• [OBJECTIVE]: Reproduce word for word the lines of the material below, starting with the line that contains "js-icon: JS [76, 535, 98, 557]" and going on through the line that contains "468, 556, 520]", with both of those lines included.

━━━━━━━━━━━━━━━━

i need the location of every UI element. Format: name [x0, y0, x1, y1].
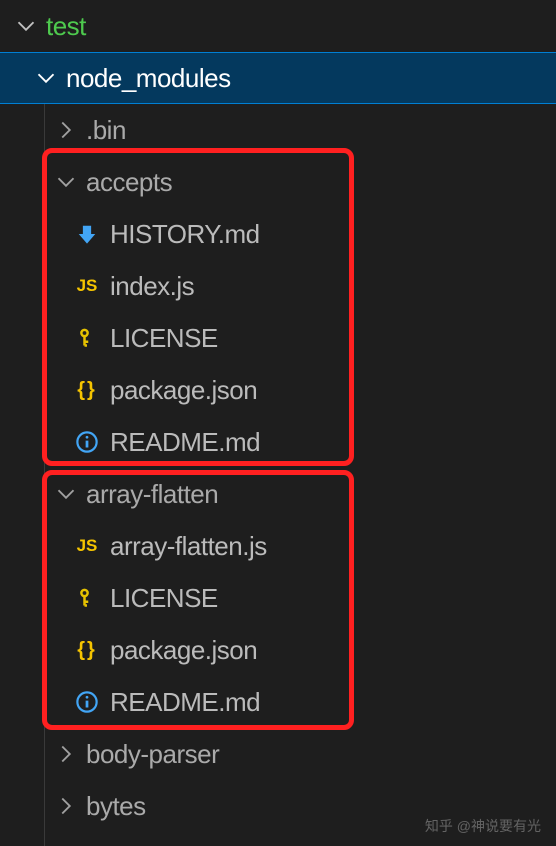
js-icon: JS [76, 535, 98, 557]
chevron-down-icon [16, 16, 36, 36]
key-icon [76, 327, 98, 349]
folder-label: .bin [86, 115, 126, 146]
file-label: package.json [110, 635, 257, 666]
folder-row-bin[interactable]: .bin [0, 104, 556, 156]
folder-label: test [46, 11, 86, 42]
file-row-array-flatten-js[interactable]: JS array-flatten.js [0, 520, 556, 572]
folder-row-test[interactable]: test [0, 0, 556, 52]
braces-icon: {} [76, 379, 98, 401]
file-row-readme[interactable]: README.md [0, 416, 556, 468]
chevron-right-icon [56, 120, 76, 140]
file-row-license-2[interactable]: LICENSE [0, 572, 556, 624]
info-icon [76, 431, 98, 453]
folder-row-array-flatten[interactable]: array-flatten [0, 468, 556, 520]
file-label: package.json [110, 375, 257, 406]
chevron-down-icon [56, 172, 76, 192]
file-row-history[interactable]: HISTORY.md [0, 208, 556, 260]
file-label: README.md [110, 427, 260, 458]
file-row-package-json[interactable]: {} package.json [0, 364, 556, 416]
folder-row-accepts[interactable]: accepts [0, 156, 556, 208]
js-icon: JS [76, 275, 98, 297]
file-label: LICENSE [110, 583, 218, 614]
file-label: HISTORY.md [110, 219, 260, 250]
key-icon [76, 587, 98, 609]
folder-row-node-modules[interactable]: node_modules [0, 52, 556, 104]
chevron-down-icon [56, 484, 76, 504]
chevron-right-icon [56, 744, 76, 764]
folder-label: node_modules [66, 63, 231, 94]
folder-label: body-parser [86, 739, 219, 770]
braces-icon: {} [76, 639, 98, 661]
folder-label: bytes [86, 791, 146, 822]
file-label: array-flatten.js [110, 531, 267, 562]
watermark-text: 知乎 @神说要有光 [425, 816, 541, 836]
file-label: index.js [110, 271, 194, 302]
folder-row-body-parser[interactable]: body-parser [0, 728, 556, 780]
file-label: LICENSE [110, 323, 218, 354]
file-row-license[interactable]: LICENSE [0, 312, 556, 364]
folder-label: array-flatten [86, 479, 218, 510]
file-label: README.md [110, 687, 260, 718]
chevron-down-icon [36, 68, 56, 88]
file-row-readme-2[interactable]: README.md [0, 676, 556, 728]
file-row-package-json-2[interactable]: {} package.json [0, 624, 556, 676]
file-row-index-js[interactable]: JS index.js [0, 260, 556, 312]
folder-label: accepts [86, 167, 172, 198]
arrow-down-icon [76, 223, 98, 245]
info-icon [76, 691, 98, 713]
chevron-right-icon [56, 796, 76, 816]
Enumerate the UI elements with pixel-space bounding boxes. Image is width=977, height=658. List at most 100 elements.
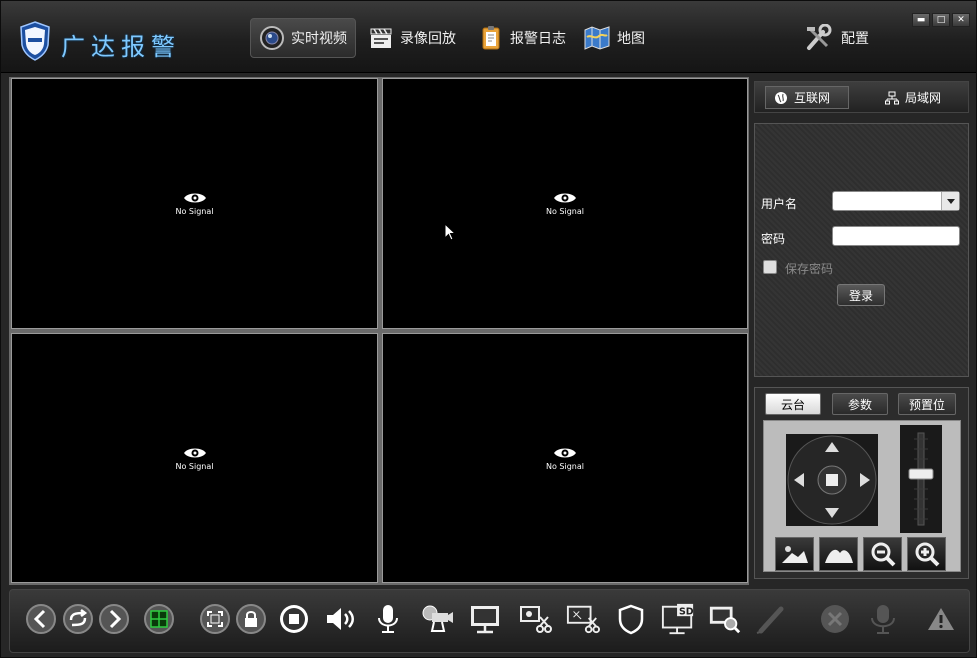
previous-icon bbox=[26, 604, 56, 634]
username-combobox[interactable] bbox=[832, 191, 960, 211]
nav-playback[interactable]: 录像回放 bbox=[360, 18, 464, 58]
nav-label: 实时视频 bbox=[291, 31, 347, 47]
speed-slider[interactable] bbox=[900, 425, 942, 533]
cancel-button[interactable] bbox=[818, 602, 852, 636]
dropdown-arrow-button[interactable] bbox=[941, 192, 959, 210]
tab-internet[interactable]: 互联网 bbox=[765, 86, 849, 109]
microphone-icon bbox=[378, 605, 398, 633]
focus-near-icon bbox=[781, 546, 808, 563]
monitor-button[interactable] bbox=[468, 602, 502, 636]
video-cell-4[interactable]: No Signal bbox=[382, 333, 748, 583]
remember-password-label: 保存密码 bbox=[785, 262, 834, 276]
screen-cut-icon bbox=[566, 605, 600, 634]
next-icon bbox=[99, 604, 129, 634]
grid-layout-icon bbox=[144, 604, 174, 634]
zoom-out-icon bbox=[871, 542, 895, 567]
app-title: 广达报警 bbox=[61, 33, 181, 61]
direction-pad[interactable] bbox=[786, 434, 878, 526]
sd-card-button[interactable]: SD bbox=[661, 602, 695, 636]
tab-lan[interactable]: 局域网 bbox=[877, 86, 961, 109]
fullscreen-icon bbox=[200, 604, 230, 634]
username-label: 用户名 bbox=[761, 197, 798, 211]
lock-button[interactable] bbox=[234, 602, 268, 636]
camera-lens-icon bbox=[260, 26, 284, 50]
tab-label: 局域网 bbox=[905, 91, 942, 105]
minimize-button[interactable]: ▬ bbox=[912, 13, 930, 27]
no-signal-text: No Signal bbox=[546, 461, 584, 471]
nav-label: 录像回放 bbox=[400, 31, 456, 47]
nav-alarm-log[interactable]: 报警日志 bbox=[470, 18, 574, 58]
window-controls: ▬ □ ✕ bbox=[912, 13, 970, 27]
nav-label: 配置 bbox=[841, 31, 869, 47]
police-badge-logo-icon bbox=[20, 21, 50, 61]
tab-params[interactable]: 参数 bbox=[832, 393, 888, 415]
remember-password-checkbox[interactable] bbox=[763, 260, 777, 274]
close-button[interactable]: ✕ bbox=[952, 13, 970, 27]
nav-map[interactable]: 地图 bbox=[575, 18, 653, 58]
next-button[interactable] bbox=[97, 602, 131, 636]
eye-icon bbox=[183, 448, 206, 457]
previous-button[interactable] bbox=[24, 602, 58, 636]
svg-text:SD: SD bbox=[679, 606, 694, 617]
chevron-down-icon bbox=[946, 198, 955, 204]
password-label: 密码 bbox=[761, 232, 786, 246]
video-grid: No Signal No Signal No Signal No Signal bbox=[9, 77, 749, 585]
focus-far-icon bbox=[824, 549, 853, 563]
cancel-icon bbox=[821, 605, 849, 633]
focus-near-button[interactable] bbox=[775, 537, 814, 571]
fullscreen-button[interactable] bbox=[198, 602, 232, 636]
video-cell-1[interactable]: No Signal bbox=[11, 78, 378, 329]
snapshot-cut-button[interactable] bbox=[518, 602, 552, 636]
stop-button[interactable] bbox=[277, 602, 311, 636]
ptz-controls bbox=[763, 420, 961, 572]
screen-zoom-icon bbox=[709, 606, 741, 634]
tab-label: 互联网 bbox=[794, 91, 831, 105]
globe-icon bbox=[775, 91, 787, 104]
shield-button[interactable] bbox=[614, 602, 648, 636]
tab-presets[interactable]: 预置位 bbox=[898, 393, 956, 415]
volume-icon bbox=[327, 608, 354, 630]
login-button[interactable]: 登录 bbox=[837, 284, 885, 306]
ptz-panel: 云台 参数 预置位 bbox=[754, 387, 969, 579]
maximize-button[interactable]: □ bbox=[932, 13, 950, 27]
refresh-button[interactable] bbox=[61, 602, 95, 636]
zoom-in-button[interactable] bbox=[907, 537, 946, 571]
nav-config[interactable]: 配置 bbox=[795, 18, 877, 58]
eye-icon bbox=[554, 448, 576, 457]
nav-label: 地图 bbox=[617, 31, 645, 47]
refresh-icon bbox=[63, 604, 93, 634]
camera-setup-icon bbox=[422, 605, 453, 632]
zoom-in-icon bbox=[915, 542, 939, 567]
video-cell-3[interactable]: No Signal bbox=[11, 333, 378, 583]
warning-icon bbox=[928, 608, 954, 630]
clipboard-icon bbox=[482, 26, 500, 50]
pen-button[interactable] bbox=[755, 602, 789, 636]
warning-button[interactable] bbox=[924, 602, 958, 636]
lock-icon bbox=[236, 604, 266, 634]
eye-icon bbox=[554, 193, 576, 203]
title-bar: 广达报警 实时视频 录像回放 报警日志 地图 配置 ▬ □ ✕ bbox=[1, 1, 976, 73]
video-cell-2[interactable]: No Signal bbox=[382, 78, 748, 329]
microphone-disabled-icon bbox=[871, 605, 895, 634]
nav-label: 报警日志 bbox=[510, 31, 566, 47]
screen-cut-button[interactable] bbox=[566, 602, 600, 636]
zoom-out-button[interactable] bbox=[863, 537, 902, 571]
camera-setup-button[interactable] bbox=[420, 602, 454, 636]
lan-icon bbox=[885, 91, 899, 104]
screen-zoom-button[interactable] bbox=[708, 602, 742, 636]
bottom-toolbar: SD bbox=[9, 589, 970, 653]
no-signal-text: No Signal bbox=[175, 207, 214, 216]
tab-ptz[interactable]: 云台 bbox=[765, 393, 821, 415]
main-window: 广达报警 实时视频 录像回放 报警日志 地图 配置 ▬ □ ✕ No Signa… bbox=[0, 0, 977, 658]
microphone-disabled-button[interactable] bbox=[866, 602, 900, 636]
network-tabs: 互联网 局域网 bbox=[754, 81, 969, 113]
grid-layout-button[interactable] bbox=[142, 602, 176, 636]
no-signal-text: No Signal bbox=[175, 461, 214, 471]
focus-far-button[interactable] bbox=[819, 537, 858, 571]
password-field[interactable] bbox=[832, 226, 960, 246]
login-panel: 用户名 密码 保存密码 登录 bbox=[754, 123, 969, 377]
volume-button[interactable] bbox=[324, 602, 358, 636]
nav-realtime-video[interactable]: 实时视频 bbox=[250, 18, 356, 58]
microphone-button[interactable] bbox=[371, 602, 405, 636]
tools-icon bbox=[807, 24, 832, 50]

━━━━━━━━━━━━━━━━

• [FULL SOLUTION]:
js-icon: JS [76, 535, 98, 557]
chevron-down-icon [16, 16, 36, 36]
key-icon [76, 327, 98, 349]
folder-label: .bin [86, 115, 126, 146]
file-label: package.json [110, 635, 257, 666]
folder-row-bin[interactable]: .bin [0, 104, 556, 156]
folder-label: test [46, 11, 86, 42]
file-row-array-flatten-js[interactable]: JS array-flatten.js [0, 520, 556, 572]
folder-row-test[interactable]: test [0, 0, 556, 52]
braces-icon: {} [76, 379, 98, 401]
file-row-readme[interactable]: README.md [0, 416, 556, 468]
chevron-right-icon [56, 120, 76, 140]
file-row-license-2[interactable]: LICENSE [0, 572, 556, 624]
info-icon [76, 431, 98, 453]
folder-row-array-flatten[interactable]: array-flatten [0, 468, 556, 520]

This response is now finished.